- [Stored items from a collection]
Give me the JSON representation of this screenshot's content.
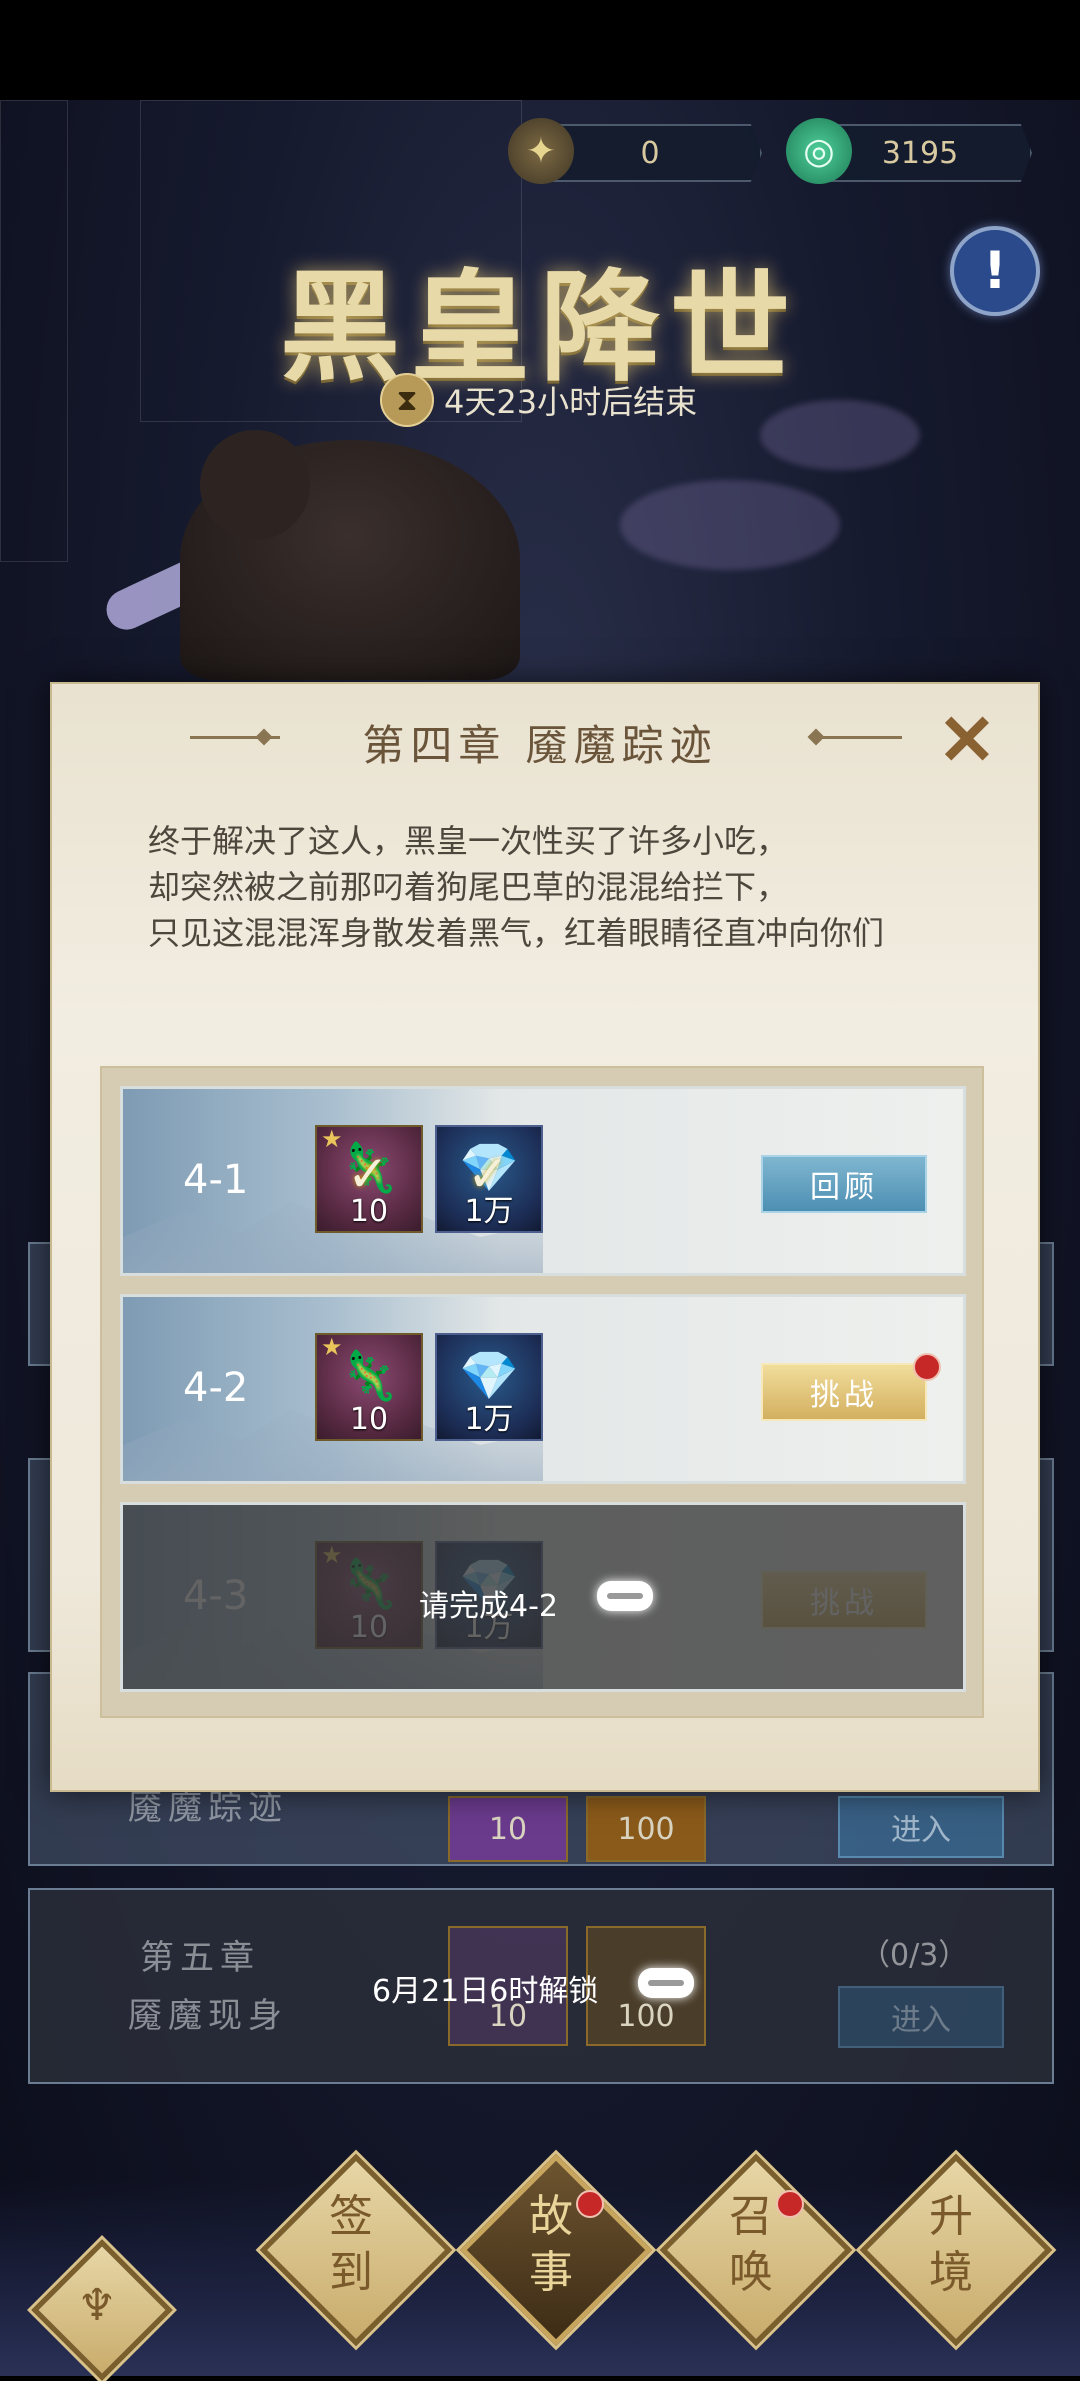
{
  "currency": {
    "tickets": "0",
    "jade": "3195"
  },
  "event": {
    "title": "黑皇降世",
    "timer": "4天23小时后结束"
  },
  "modal": {
    "title": "第四章  魇魔踪迹",
    "close_icon": "close-x-icon",
    "story": [
      "终于解决了这人，黑皇一次性买了许多小吃，",
      "却突然被之前那叼着狗尾巴草的混混给拦下，",
      "只见这混混浑身散发着黑气，红着眼睛径直冲向你们"
    ],
    "stages": [
      {
        "id": "4-1",
        "reward1_qty": "10",
        "reward2_qty": "1万",
        "claimed": true,
        "button": "回顾"
      },
      {
        "id": "4-2",
        "reward1_qty": "10",
        "reward2_qty": "1万",
        "claimed": false,
        "button": "挑战"
      },
      {
        "id": "4-3",
        "reward1_qty": "10",
        "reward2_qty": "1万",
        "claimed": false,
        "button": "挑战",
        "lock_text": "请完成4-2"
      }
    ]
  },
  "background_rows": {
    "chapter4_label": "魇魔踪迹",
    "chapter4_reward1": "10",
    "chapter4_reward2": "100",
    "chapter4_button": "进入",
    "chapter5_label_line1": "第五章",
    "chapter5_label_line2": "魇魔现身",
    "chapter5_reward1": "10",
    "chapter5_reward2": "100",
    "chapter5_progress": "（0/3）",
    "chapter5_button": "进入",
    "chapter5_lock_text": "6月21日6时解锁"
  },
  "bottom_nav": [
    {
      "label": "签到"
    },
    {
      "label": "故事"
    },
    {
      "label": "召唤"
    },
    {
      "label": "升境"
    }
  ],
  "colors": {
    "accent_gold": "#d3b060",
    "accent_blue": "#4d8fb3",
    "badge_red": "#c62828"
  }
}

- [WHAT IS REQUIRED]
Exclude all images and restate the records above word for word.

- [CORRECT OUTPUT]
Give me the JSON representation of this screenshot's content.
{
  "currency": {
    "tickets": "0",
    "jade": "3195"
  },
  "event": {
    "title": "黑皇降世",
    "timer": "4天23小时后结束"
  },
  "modal": {
    "title": "第四章  魇魔踪迹",
    "close_icon": "close-x-icon",
    "story": [
      "终于解决了这人，黑皇一次性买了许多小吃，",
      "却突然被之前那叼着狗尾巴草的混混给拦下，",
      "只见这混混浑身散发着黑气，红着眼睛径直冲向你们"
    ],
    "stages": [
      {
        "id": "4-1",
        "reward1_qty": "10",
        "reward2_qty": "1万",
        "claimed": true,
        "button": "回顾"
      },
      {
        "id": "4-2",
        "reward1_qty": "10",
        "reward2_qty": "1万",
        "claimed": false,
        "button": "挑战"
      },
      {
        "id": "4-3",
        "reward1_qty": "10",
        "reward2_qty": "1万",
        "claimed": false,
        "button": "挑战",
        "lock_text": "请完成4-2"
      }
    ]
  },
  "background_rows": {
    "chapter4_label": "魇魔踪迹",
    "chapter4_reward1": "10",
    "chapter4_reward2": "100",
    "chapter4_button": "进入",
    "chapter5_label_line1": "第五章",
    "chapter5_label_line2": "魇魔现身",
    "chapter5_reward1": "10",
    "chapter5_reward2": "100",
    "chapter5_progress": "（0/3）",
    "chapter5_button": "进入",
    "chapter5_lock_text": "6月21日6时解锁"
  },
  "bottom_nav": [
    {
      "label": "签到"
    },
    {
      "label": "故事"
    },
    {
      "label": "召唤"
    },
    {
      "label": "升境"
    }
  ],
  "colors": {
    "accent_gold": "#d3b060",
    "accent_blue": "#4d8fb3",
    "badge_red": "#c62828"
  }
}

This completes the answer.